Your goal> Using the entries that follow, count the lines containing the word "Variant" and give that number by itself.

Data shown>
━━━━━━

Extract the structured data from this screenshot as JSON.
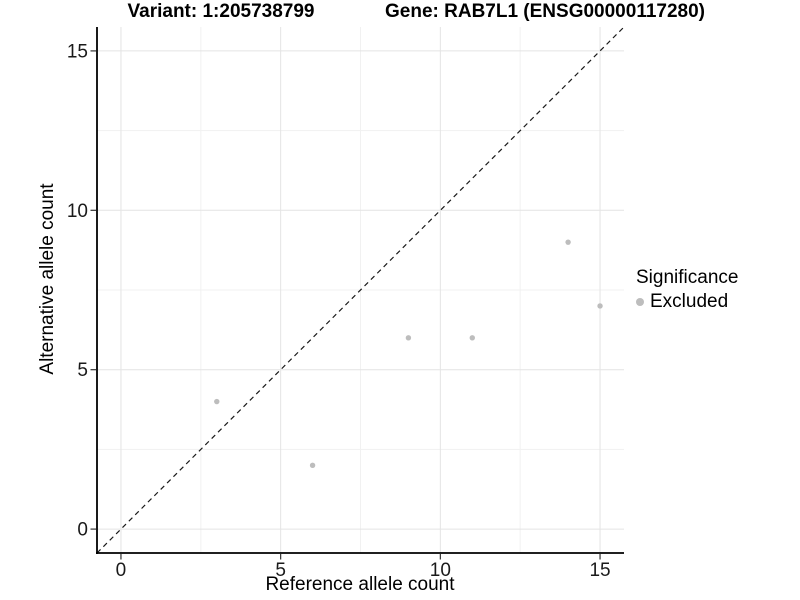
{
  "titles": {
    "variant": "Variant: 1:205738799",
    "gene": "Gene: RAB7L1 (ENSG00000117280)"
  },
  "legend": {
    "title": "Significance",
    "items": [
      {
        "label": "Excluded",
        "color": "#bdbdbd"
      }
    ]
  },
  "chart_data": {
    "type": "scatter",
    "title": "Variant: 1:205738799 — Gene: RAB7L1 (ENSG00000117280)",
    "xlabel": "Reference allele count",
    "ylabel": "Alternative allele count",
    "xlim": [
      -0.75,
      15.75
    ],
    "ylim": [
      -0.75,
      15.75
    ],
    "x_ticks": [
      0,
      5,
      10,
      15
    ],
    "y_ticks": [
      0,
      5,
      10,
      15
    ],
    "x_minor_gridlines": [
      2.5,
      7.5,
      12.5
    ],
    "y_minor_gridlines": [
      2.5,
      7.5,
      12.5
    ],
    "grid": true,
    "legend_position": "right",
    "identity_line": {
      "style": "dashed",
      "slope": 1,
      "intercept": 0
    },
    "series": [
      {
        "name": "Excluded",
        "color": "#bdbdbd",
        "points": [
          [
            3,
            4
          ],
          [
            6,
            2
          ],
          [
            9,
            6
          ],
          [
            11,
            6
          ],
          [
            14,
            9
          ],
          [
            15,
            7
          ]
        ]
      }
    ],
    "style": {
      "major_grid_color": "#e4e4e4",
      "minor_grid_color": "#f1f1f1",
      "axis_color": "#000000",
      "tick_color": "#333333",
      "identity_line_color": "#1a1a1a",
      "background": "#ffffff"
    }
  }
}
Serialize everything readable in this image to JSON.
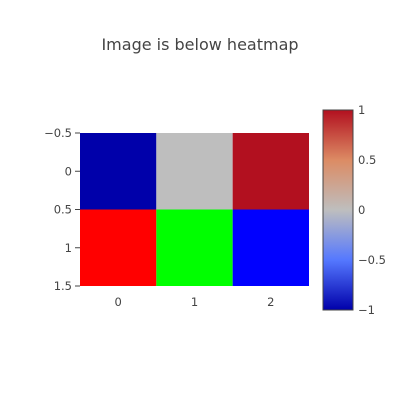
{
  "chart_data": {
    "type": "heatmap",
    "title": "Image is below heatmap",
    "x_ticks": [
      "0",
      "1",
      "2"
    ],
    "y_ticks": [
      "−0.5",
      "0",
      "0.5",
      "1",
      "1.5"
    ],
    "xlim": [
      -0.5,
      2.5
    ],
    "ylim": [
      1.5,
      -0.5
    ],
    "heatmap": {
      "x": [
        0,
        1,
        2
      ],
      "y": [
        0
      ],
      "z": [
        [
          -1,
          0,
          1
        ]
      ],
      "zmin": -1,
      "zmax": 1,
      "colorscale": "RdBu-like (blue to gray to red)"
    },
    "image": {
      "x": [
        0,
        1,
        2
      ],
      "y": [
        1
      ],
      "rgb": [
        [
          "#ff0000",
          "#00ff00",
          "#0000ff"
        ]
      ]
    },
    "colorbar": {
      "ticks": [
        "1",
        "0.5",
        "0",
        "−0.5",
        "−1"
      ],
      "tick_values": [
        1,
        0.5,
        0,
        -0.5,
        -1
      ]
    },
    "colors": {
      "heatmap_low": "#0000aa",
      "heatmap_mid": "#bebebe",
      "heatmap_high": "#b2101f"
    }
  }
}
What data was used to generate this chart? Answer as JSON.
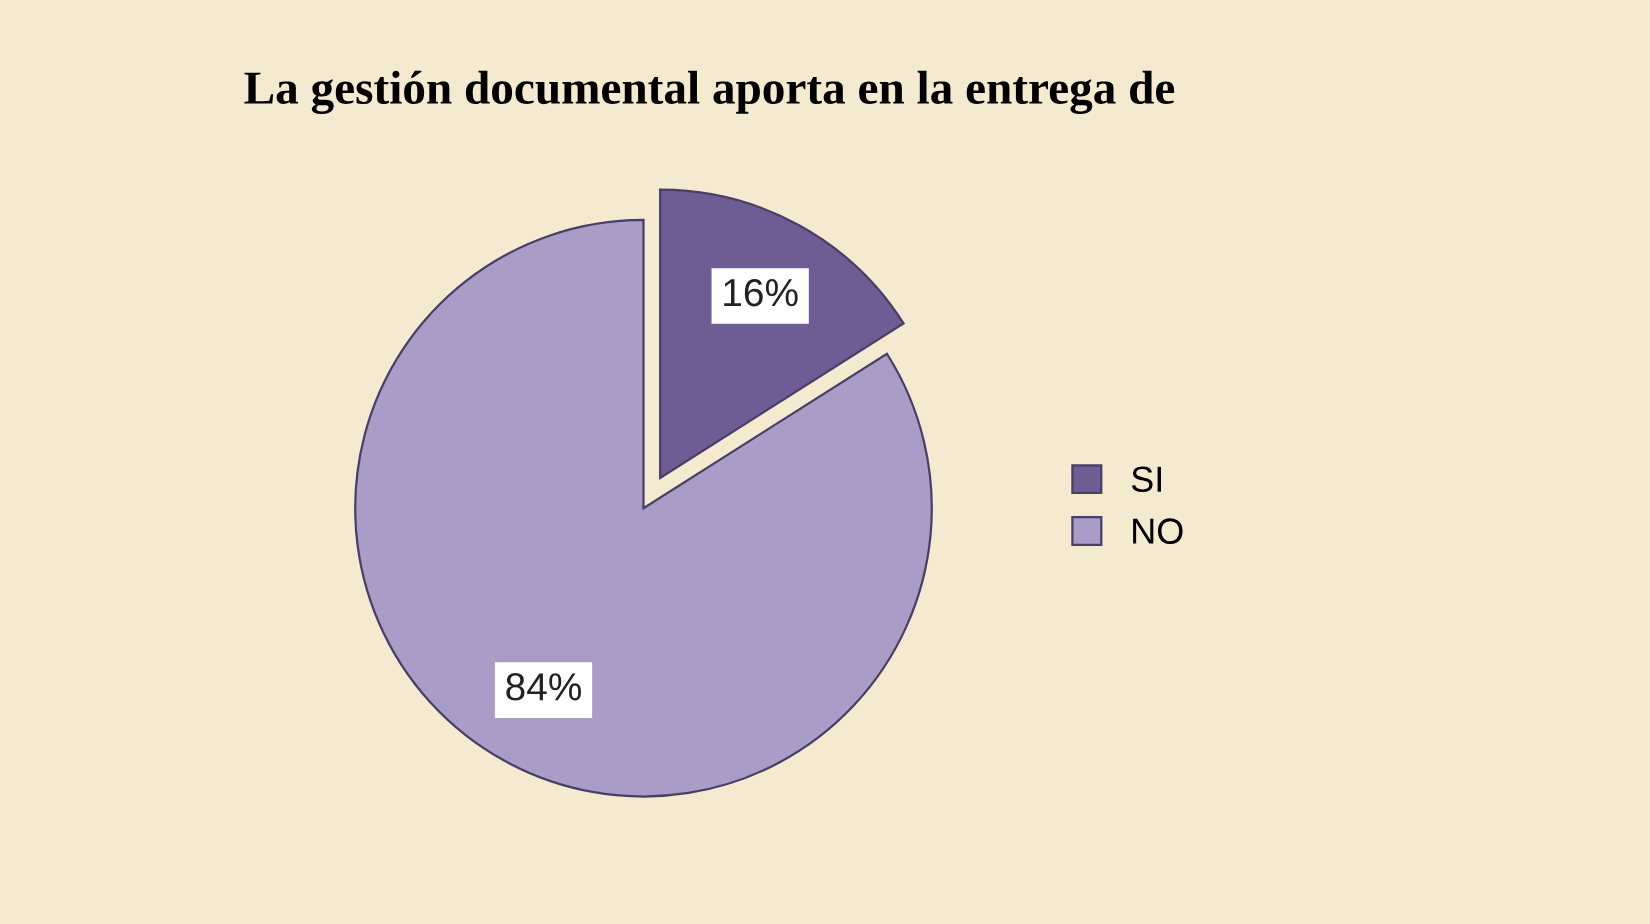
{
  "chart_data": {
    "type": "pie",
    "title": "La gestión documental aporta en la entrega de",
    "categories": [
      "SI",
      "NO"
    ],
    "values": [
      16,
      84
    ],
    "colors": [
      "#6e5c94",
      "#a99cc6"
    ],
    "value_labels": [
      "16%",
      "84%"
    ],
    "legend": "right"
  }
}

━━━━━━

Exercise result> 2